| Stated task |
Check each line of the material below, and copy it if it holds the string "during".

########################################

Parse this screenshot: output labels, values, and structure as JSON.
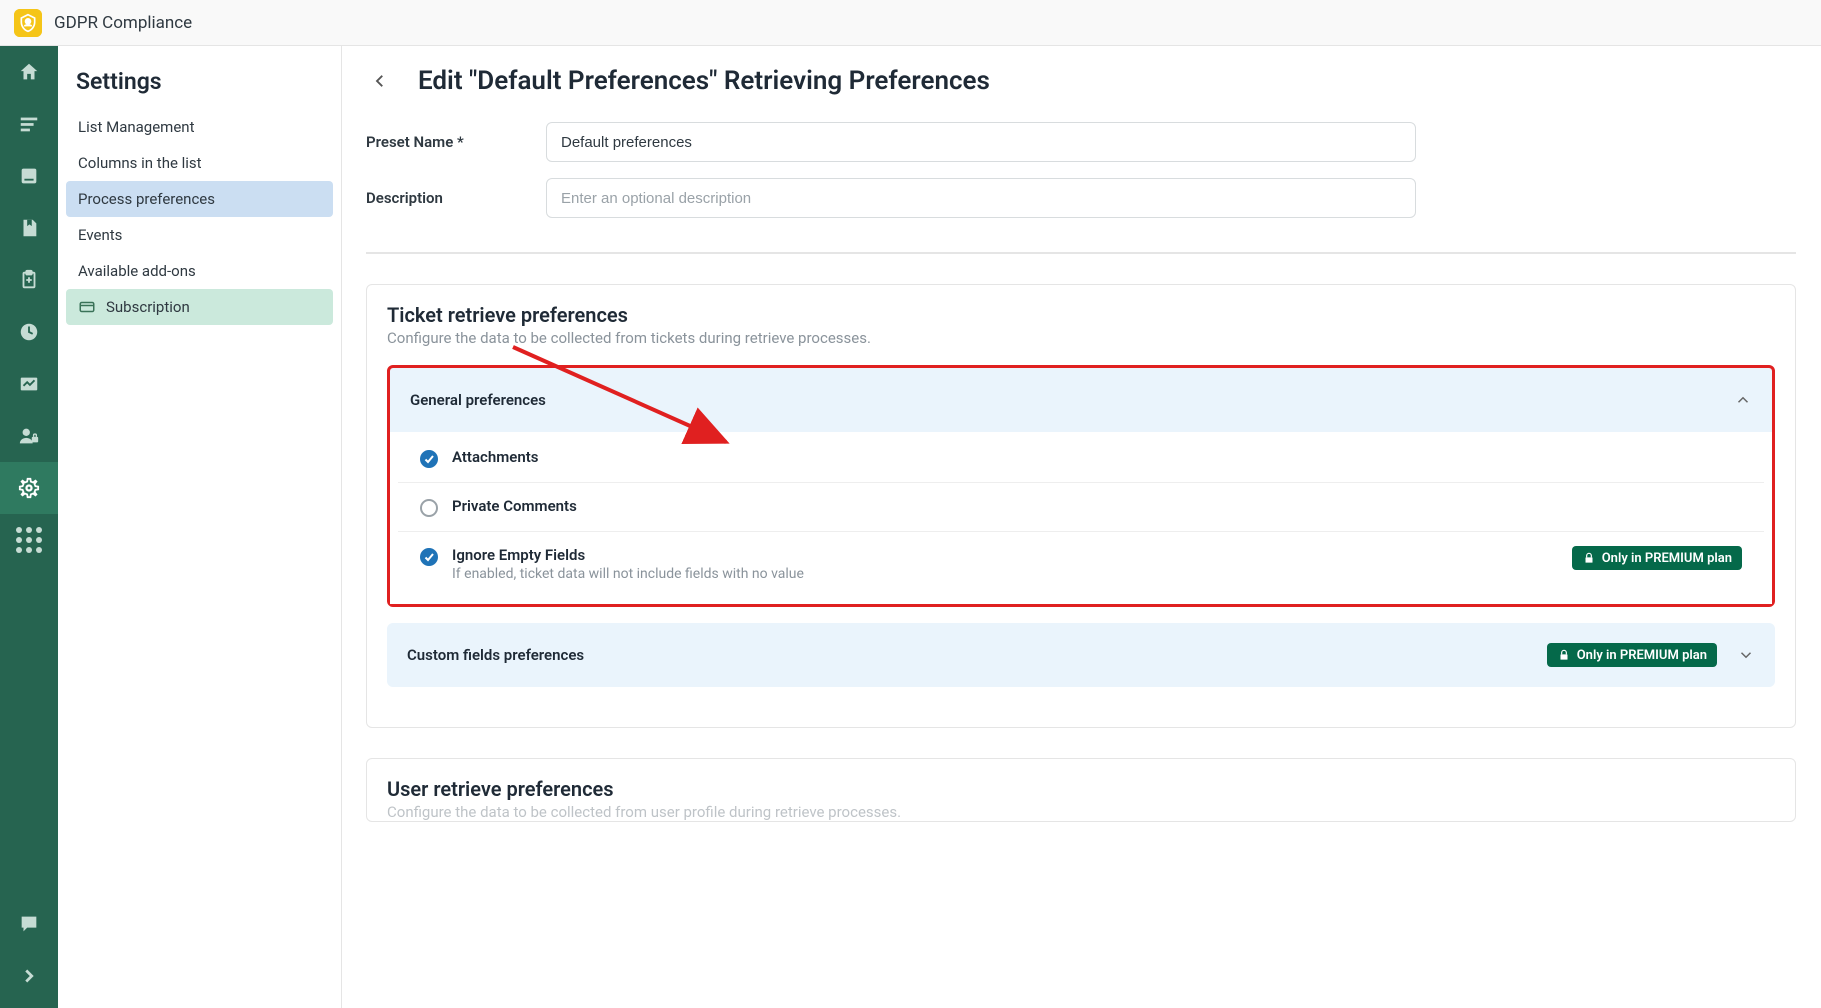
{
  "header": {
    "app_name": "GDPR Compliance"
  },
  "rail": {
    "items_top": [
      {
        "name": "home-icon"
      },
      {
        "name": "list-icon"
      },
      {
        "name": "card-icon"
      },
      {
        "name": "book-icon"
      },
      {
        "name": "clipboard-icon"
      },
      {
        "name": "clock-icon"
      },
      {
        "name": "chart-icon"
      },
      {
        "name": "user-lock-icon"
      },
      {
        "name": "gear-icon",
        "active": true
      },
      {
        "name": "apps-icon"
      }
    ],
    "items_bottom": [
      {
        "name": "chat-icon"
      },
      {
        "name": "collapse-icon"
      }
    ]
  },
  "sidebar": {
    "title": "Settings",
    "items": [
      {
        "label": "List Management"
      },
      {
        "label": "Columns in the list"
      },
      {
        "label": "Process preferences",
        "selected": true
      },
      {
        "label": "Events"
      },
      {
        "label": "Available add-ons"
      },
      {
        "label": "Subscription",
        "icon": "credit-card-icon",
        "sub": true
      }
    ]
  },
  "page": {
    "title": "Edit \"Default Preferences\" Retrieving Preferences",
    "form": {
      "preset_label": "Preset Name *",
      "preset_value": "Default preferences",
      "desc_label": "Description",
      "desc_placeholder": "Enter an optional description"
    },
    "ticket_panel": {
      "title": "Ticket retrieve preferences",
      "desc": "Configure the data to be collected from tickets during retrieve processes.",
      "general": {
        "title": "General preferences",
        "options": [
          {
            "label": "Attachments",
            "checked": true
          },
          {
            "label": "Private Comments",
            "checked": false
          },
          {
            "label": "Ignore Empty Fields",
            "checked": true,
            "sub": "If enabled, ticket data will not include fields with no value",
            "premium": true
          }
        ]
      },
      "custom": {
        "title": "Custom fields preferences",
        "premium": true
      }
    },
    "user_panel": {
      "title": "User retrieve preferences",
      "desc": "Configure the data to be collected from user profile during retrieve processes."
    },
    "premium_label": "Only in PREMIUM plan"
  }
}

########################################

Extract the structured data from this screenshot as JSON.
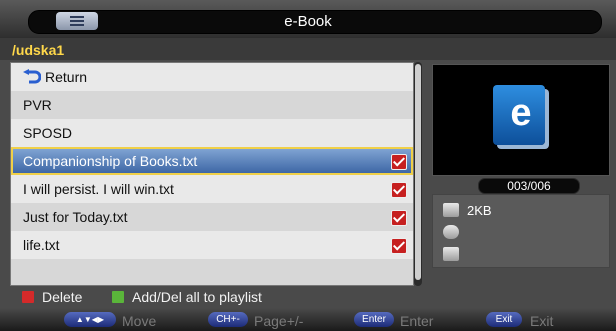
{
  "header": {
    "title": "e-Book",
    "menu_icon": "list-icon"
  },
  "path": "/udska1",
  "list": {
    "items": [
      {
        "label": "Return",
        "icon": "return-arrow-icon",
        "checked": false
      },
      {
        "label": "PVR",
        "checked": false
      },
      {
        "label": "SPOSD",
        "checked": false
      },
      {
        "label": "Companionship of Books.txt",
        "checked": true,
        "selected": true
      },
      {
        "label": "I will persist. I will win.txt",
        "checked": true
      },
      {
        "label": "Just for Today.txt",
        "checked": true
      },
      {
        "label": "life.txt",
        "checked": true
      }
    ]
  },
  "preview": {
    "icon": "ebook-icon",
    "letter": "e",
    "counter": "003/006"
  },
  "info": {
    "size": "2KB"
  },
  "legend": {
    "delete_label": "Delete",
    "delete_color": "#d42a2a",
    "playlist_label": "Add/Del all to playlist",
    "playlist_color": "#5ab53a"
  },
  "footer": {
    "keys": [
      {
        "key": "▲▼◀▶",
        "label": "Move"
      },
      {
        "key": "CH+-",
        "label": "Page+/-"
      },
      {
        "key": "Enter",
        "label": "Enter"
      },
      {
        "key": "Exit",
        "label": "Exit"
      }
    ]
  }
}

########################################

| Answer |
      "desc": "Configure the data to be collected from tickets during retrieve processes.",
      "desc": "Configure the data to be collected from user profile during retrieve processes."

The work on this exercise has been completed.